◆ **Task prompt**: Below are some entries. Copy each line that holds the string "playback".

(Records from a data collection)

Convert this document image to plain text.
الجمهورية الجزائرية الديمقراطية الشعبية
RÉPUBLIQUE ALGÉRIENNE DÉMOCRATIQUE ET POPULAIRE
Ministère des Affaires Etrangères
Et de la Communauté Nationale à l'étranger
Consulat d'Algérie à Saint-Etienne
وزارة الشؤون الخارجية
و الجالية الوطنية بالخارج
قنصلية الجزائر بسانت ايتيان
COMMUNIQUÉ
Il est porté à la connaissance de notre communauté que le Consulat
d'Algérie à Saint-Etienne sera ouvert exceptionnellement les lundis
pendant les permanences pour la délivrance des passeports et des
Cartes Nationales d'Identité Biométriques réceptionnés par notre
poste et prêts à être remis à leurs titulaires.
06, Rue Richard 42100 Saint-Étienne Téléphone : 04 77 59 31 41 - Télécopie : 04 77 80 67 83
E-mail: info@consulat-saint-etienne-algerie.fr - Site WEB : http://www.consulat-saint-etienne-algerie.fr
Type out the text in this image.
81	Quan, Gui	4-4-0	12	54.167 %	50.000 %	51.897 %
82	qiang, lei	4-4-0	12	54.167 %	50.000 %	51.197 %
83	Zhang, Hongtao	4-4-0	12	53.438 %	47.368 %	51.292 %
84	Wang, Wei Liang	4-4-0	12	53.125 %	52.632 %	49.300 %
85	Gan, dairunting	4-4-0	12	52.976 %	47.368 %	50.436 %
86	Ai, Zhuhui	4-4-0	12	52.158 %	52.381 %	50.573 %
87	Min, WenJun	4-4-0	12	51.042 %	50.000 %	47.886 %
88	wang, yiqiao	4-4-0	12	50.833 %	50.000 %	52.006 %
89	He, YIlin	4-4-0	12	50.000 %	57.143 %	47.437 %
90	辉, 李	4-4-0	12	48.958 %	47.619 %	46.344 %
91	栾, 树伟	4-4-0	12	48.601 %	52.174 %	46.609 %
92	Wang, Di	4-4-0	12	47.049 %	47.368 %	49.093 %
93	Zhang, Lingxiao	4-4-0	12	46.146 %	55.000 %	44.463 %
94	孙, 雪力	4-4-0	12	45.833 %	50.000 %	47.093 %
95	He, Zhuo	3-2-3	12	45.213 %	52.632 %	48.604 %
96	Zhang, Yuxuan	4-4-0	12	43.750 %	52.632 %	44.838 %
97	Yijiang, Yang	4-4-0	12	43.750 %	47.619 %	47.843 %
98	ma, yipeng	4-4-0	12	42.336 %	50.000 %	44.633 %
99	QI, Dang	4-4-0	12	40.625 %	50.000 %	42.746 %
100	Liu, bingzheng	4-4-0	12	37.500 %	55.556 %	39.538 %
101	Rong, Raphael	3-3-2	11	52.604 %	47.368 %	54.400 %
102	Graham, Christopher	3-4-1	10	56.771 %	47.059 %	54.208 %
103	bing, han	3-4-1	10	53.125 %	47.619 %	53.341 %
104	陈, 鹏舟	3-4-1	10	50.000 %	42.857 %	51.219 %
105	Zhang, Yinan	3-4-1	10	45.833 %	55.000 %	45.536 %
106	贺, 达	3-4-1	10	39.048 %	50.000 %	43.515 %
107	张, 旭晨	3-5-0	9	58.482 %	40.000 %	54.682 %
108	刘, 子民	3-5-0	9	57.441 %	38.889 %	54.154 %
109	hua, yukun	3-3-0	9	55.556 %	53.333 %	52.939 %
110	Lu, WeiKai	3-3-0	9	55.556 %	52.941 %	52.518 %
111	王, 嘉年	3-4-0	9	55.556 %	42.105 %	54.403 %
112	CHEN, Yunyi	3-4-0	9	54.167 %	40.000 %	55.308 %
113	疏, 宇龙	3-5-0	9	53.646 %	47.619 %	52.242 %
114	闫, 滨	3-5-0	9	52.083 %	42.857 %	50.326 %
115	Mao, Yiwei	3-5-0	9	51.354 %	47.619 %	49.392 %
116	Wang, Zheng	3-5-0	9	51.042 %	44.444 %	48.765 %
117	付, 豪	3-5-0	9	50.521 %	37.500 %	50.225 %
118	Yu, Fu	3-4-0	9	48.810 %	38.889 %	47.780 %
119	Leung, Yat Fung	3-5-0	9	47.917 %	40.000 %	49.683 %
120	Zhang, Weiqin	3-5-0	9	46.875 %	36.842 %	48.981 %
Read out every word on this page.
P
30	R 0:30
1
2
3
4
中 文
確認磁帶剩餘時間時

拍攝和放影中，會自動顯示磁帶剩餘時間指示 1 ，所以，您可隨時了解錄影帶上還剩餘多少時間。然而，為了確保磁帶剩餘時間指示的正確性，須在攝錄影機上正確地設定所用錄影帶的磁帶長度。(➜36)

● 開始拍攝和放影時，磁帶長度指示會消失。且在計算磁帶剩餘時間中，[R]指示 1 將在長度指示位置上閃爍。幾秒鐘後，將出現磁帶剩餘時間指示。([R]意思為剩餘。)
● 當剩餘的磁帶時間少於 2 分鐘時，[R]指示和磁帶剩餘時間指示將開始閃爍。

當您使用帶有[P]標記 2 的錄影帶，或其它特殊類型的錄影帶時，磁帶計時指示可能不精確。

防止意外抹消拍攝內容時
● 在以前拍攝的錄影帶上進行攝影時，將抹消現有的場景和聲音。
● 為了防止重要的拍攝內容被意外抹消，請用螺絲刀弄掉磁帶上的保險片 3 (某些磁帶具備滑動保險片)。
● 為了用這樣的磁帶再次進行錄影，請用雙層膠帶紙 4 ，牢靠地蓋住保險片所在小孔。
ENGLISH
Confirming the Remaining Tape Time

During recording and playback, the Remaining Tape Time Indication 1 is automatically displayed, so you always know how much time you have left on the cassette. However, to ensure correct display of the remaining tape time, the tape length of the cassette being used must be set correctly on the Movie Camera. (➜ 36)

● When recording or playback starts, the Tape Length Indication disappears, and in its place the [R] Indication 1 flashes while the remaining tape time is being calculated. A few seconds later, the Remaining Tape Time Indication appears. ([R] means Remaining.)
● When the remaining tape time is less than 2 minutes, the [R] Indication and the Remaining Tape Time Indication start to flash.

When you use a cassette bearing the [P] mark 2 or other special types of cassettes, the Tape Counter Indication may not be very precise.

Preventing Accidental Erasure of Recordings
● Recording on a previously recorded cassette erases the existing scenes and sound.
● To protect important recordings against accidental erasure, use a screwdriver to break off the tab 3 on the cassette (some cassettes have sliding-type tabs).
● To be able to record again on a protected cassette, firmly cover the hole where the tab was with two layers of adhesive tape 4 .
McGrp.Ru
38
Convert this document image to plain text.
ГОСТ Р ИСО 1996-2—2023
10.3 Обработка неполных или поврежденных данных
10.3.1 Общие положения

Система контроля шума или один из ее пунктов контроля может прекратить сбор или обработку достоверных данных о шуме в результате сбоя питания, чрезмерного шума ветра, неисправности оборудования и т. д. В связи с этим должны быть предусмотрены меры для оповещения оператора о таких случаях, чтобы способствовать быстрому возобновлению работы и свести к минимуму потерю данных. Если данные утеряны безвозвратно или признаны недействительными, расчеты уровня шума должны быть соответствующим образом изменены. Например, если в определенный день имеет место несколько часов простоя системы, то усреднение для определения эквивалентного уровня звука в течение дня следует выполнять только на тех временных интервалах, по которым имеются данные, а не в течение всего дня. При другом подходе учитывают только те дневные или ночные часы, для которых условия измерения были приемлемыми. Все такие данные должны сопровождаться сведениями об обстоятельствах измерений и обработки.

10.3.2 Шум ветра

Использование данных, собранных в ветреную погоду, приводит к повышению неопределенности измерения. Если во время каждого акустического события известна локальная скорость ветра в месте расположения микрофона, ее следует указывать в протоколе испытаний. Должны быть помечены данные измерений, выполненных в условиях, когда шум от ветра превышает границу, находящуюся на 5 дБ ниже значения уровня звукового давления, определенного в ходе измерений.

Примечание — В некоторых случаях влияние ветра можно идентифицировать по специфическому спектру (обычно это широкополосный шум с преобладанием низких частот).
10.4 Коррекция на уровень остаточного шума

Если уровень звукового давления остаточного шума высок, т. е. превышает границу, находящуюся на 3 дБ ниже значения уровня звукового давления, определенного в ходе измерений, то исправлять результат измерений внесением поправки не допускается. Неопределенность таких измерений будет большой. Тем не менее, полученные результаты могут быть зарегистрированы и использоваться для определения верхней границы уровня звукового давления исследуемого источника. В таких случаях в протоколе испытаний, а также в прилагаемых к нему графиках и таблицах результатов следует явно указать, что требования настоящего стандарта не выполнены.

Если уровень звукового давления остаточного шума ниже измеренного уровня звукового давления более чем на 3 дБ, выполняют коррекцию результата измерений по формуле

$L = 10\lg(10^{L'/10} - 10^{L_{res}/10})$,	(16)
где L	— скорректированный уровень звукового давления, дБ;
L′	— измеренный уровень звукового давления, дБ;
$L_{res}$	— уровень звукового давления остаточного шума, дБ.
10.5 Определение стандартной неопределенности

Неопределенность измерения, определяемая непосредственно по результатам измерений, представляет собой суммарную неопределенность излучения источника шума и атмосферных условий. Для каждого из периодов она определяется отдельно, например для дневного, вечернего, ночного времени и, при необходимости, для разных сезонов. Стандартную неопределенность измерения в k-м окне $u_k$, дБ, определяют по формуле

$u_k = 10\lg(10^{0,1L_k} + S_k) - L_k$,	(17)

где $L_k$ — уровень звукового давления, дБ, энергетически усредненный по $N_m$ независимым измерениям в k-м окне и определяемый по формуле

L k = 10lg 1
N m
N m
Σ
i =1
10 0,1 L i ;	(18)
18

◆ **Correct result**:
During recording and playback, the Remaining Tape Time Indication 1 is automatically displayed, so you always know how much time you have left on the cassette. However, to ensure correct display of the remaining tape time, the tape length of the cassette being used must be set correctly on the Movie Camera. (➜ 36)
● When recording or playback starts, the Tape Length Indication disappears, and in its place the [R] Indication 1 flashes while the remaining tape time is being calculated. A few seconds later, the Remaining Tape Time Indication appears. ([R] means Remaining.)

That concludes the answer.